Repeat the listing below in full, exactly as it stands.

**Dataset extract:**

>>>>>

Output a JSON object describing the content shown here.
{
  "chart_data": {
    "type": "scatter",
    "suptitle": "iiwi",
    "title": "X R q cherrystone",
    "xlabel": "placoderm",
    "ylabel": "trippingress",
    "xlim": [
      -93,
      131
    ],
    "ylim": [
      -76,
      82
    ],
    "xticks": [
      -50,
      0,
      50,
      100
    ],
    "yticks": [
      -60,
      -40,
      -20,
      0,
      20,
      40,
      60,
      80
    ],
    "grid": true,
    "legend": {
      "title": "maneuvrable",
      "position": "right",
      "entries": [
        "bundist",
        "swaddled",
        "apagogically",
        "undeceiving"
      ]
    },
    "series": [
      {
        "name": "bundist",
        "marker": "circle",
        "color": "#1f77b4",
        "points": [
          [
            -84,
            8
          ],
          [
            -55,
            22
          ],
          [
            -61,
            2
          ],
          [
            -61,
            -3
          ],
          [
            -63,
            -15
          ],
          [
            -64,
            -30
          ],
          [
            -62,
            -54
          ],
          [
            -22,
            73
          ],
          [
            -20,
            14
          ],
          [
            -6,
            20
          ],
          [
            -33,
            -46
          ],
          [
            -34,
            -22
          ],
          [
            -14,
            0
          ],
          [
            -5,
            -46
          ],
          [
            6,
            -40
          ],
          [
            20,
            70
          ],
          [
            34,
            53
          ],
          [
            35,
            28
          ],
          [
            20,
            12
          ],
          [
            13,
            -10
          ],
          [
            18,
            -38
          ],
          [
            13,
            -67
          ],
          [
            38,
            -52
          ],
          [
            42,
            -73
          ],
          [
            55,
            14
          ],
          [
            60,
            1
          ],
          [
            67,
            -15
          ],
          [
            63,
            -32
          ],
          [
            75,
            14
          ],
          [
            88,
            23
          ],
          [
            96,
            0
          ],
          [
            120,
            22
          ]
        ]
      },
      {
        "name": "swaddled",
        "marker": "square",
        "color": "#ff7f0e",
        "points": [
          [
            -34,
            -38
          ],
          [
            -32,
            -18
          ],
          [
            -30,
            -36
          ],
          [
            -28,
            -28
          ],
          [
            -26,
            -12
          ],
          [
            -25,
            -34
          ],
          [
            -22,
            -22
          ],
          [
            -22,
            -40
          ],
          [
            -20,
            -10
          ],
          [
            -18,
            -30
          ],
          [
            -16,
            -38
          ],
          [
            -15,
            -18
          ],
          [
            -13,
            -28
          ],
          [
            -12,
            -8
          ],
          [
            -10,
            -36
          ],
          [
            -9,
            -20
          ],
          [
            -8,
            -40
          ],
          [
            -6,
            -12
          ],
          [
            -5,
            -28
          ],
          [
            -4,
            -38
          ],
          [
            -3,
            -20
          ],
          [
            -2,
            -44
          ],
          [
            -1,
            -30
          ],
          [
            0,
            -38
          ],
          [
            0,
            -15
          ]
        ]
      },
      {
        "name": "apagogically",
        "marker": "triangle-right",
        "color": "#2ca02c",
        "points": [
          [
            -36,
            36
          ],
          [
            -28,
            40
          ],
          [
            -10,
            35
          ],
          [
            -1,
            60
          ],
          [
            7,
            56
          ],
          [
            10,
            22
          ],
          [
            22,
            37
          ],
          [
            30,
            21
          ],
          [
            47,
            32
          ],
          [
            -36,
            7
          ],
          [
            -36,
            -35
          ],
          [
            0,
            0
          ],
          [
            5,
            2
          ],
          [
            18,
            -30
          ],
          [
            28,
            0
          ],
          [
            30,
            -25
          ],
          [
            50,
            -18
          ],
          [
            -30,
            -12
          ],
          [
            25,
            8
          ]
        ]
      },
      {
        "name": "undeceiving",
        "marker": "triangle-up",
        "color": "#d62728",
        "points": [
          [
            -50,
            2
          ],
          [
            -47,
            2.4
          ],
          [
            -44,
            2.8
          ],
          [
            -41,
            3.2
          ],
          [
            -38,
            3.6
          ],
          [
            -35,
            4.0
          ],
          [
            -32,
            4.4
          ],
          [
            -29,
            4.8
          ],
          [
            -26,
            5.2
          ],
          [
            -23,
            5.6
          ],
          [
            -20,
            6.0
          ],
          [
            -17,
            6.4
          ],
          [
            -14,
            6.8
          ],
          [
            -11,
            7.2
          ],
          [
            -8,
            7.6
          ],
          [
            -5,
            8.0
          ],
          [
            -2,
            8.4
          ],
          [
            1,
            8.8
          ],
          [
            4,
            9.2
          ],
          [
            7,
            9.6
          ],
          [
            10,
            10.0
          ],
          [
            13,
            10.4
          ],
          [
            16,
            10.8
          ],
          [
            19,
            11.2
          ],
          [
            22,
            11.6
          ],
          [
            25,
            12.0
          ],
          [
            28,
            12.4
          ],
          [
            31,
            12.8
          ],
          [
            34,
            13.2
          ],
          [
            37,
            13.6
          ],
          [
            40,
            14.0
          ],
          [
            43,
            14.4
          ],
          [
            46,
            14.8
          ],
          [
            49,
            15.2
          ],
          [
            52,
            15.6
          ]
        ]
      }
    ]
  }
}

<<<<<

**Result of this task:**
Output a JSON object describing the content shown here.
{
  "chart_data": {
    "type": "scatter",
    "suptitle": "iiwi",
    "title": "X R q cherrystone",
    "xlabel": "placoderm",
    "ylabel": "trippingress",
    "xlim": [
      -93,
      131
    ],
    "ylim": [
      -76,
      82
    ],
    "xticks": [
      -50,
      0,
      50,
      100
    ],
    "yticks": [
      -60,
      -40,
      -20,
      0,
      20,
      40,
      60,
      80
    ],
    "grid": true,
    "legend": {
      "title": "maneuvrable",
      "position": "right",
      "entries": [
        "bundist",
        "swaddled",
        "apagogically",
        "undeceiving"
      ]
    },
    "series": [
      {
        "name": "bundist",
        "marker": "circle",
        "color": "#1f77b4",
        "points": [
          [
            -84,
            8
          ],
          [
            -55,
            22
          ],
          [
            -61,
            2
          ],
          [
            -61,
            -3
          ],
          [
            -63,
            -15
          ],
          [
            -64,
            -30
          ],
          [
            -62,
            -54
          ],
          [
            -22,
            73
          ],
          [
            -20,
            14
          ],
          [
            -6,
            20
          ],
          [
            -33,
            -46
          ],
          [
            -34,
            -22
          ],
          [
            -14,
            0
          ],
          [
            -5,
            -46
          ],
          [
            6,
            -40
          ],
          [
            20,
            70
          ],
          [
            34,
            53
          ],
          [
            35,
            28
          ],
          [
            20,
            12
          ],
          [
            13,
            -10
          ],
          [
            18,
            -38
          ],
          [
            13,
            -67
          ],
          [
            38,
            -52
          ],
          [
            42,
            -73
          ],
          [
            55,
            14
          ],
          [
            60,
            1
          ],
          [
            67,
            -15
          ],
          [
            63,
            -32
          ],
          [
            75,
            14
          ],
          [
            88,
            23
          ],
          [
            96,
            0
          ],
          [
            120,
            22
          ]
        ]
      },
      {
        "name": "swaddled",
        "marker": "square",
        "color": "#ff7f0e",
        "points": [
          [
            -34,
            -38
          ],
          [
            -32,
            -18
          ],
          [
            -30,
            -36
          ],
          [
            -28,
            -28
          ],
          [
            -26,
            -12
          ],
          [
            -25,
            -34
          ],
          [
            -22,
            -22
          ],
          [
            -22,
            -40
          ],
          [
            -20,
            -10
          ],
          [
            -18,
            -30
          ],
          [
            -16,
            -38
          ],
          [
            -15,
            -18
          ],
          [
            -13,
            -28
          ],
          [
            -12,
            -8
          ],
          [
            -10,
            -36
          ],
          [
            -9,
            -20
          ],
          [
            -8,
            -40
          ],
          [
            -6,
            -12
          ],
          [
            -5,
            -28
          ],
          [
            -4,
            -38
          ],
          [
            -3,
            -20
          ],
          [
            -2,
            -44
          ],
          [
            -1,
            -30
          ],
          [
            0,
            -38
          ],
          [
            0,
            -15
          ]
        ]
      },
      {
        "name": "apagogically",
        "marker": "triangle-right",
        "color": "#2ca02c",
        "points": [
          [
            -36,
            36
          ],
          [
            -28,
            40
          ],
          [
            -10,
            35
          ],
          [
            -1,
            60
          ],
          [
            7,
            56
          ],
          [
            10,
            22
          ],
          [
            22,
            37
          ],
          [
            30,
            21
          ],
          [
            47,
            32
          ],
          [
            -36,
            7
          ],
          [
            -36,
            -35
          ],
          [
            0,
            0
          ],
          [
            5,
            2
          ],
          [
            18,
            -30
          ],
          [
            28,
            0
          ],
          [
            30,
            -25
          ],
          [
            50,
            -18
          ],
          [
            -30,
            -12
          ],
          [
            25,
            8
          ]
        ]
      },
      {
        "name": "undeceiving",
        "marker": "triangle-up",
        "color": "#d62728",
        "points": [
          [
            -50,
            2
          ],
          [
            -47,
            2.4
          ],
          [
            -44,
            2.8
          ],
          [
            -41,
            3.2
          ],
          [
            -38,
            3.6
          ],
          [
            -35,
            4.0
          ],
          [
            -32,
            4.4
          ],
          [
            -29,
            4.8
          ],
          [
            -26,
            5.2
          ],
          [
            -23,
            5.6
          ],
          [
            -20,
            6.0
          ],
          [
            -17,
            6.4
          ],
          [
            -14,
            6.8
          ],
          [
            -11,
            7.2
          ],
          [
            -8,
            7.6
          ],
          [
            -5,
            8.0
          ],
          [
            -2,
            8.4
          ],
          [
            1,
            8.8
          ],
          [
            4,
            9.2
          ],
          [
            7,
            9.6
          ],
          [
            10,
            10.0
          ],
          [
            13,
            10.4
          ],
          [
            16,
            10.8
          ],
          [
            19,
            11.2
          ],
          [
            22,
            11.6
          ],
          [
            25,
            12.0
          ],
          [
            28,
            12.4
          ],
          [
            31,
            12.8
          ],
          [
            34,
            13.2
          ],
          [
            37,
            13.6
          ],
          [
            40,
            14.0
          ],
          [
            43,
            14.4
          ],
          [
            46,
            14.8
          ],
          [
            49,
            15.2
          ],
          [
            52,
            15.6
          ]
        ]
      }
    ]
  }
}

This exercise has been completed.